* Start *

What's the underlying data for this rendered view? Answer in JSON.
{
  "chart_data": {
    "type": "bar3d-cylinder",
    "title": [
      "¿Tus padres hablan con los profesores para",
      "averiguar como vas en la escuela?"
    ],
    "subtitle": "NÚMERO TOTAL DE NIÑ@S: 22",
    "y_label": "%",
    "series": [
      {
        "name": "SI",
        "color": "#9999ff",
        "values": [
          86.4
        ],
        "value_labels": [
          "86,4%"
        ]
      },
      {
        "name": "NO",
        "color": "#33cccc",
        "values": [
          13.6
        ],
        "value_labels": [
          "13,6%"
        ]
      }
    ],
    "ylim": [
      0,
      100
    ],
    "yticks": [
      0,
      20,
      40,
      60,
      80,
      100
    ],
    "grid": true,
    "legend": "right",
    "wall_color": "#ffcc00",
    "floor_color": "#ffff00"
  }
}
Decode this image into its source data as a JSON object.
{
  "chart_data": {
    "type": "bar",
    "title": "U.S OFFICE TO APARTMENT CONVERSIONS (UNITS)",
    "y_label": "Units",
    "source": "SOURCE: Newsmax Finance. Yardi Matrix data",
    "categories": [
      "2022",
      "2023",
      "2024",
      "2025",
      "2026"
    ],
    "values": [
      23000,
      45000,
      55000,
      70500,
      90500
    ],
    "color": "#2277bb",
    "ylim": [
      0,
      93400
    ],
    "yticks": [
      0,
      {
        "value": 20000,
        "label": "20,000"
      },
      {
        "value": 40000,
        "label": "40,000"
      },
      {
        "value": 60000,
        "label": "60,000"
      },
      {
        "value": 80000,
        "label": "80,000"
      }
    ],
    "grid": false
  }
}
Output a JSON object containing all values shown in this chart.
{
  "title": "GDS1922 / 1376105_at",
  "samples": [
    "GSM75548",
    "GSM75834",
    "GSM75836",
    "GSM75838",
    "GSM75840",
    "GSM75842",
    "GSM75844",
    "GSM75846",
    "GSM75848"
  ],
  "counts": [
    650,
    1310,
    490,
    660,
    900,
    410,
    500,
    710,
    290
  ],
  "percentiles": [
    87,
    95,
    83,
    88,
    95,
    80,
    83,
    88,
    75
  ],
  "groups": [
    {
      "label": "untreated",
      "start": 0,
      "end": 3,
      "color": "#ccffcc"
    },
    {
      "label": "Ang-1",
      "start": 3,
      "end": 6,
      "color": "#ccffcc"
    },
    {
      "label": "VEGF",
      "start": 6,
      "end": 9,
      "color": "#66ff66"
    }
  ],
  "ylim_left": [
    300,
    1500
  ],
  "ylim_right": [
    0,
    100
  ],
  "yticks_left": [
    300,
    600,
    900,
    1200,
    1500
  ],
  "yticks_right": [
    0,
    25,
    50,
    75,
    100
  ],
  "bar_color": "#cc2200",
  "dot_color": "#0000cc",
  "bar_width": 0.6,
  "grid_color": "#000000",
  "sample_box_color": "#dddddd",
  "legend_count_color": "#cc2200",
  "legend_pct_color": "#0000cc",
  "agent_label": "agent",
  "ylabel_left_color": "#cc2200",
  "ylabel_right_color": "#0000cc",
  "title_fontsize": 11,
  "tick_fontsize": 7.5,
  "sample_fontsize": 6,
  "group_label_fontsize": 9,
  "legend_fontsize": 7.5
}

* End *

**Exercise directions**
The answer is a single number, the count of lines in the records that contain the string "values".

**Reply to the task**
4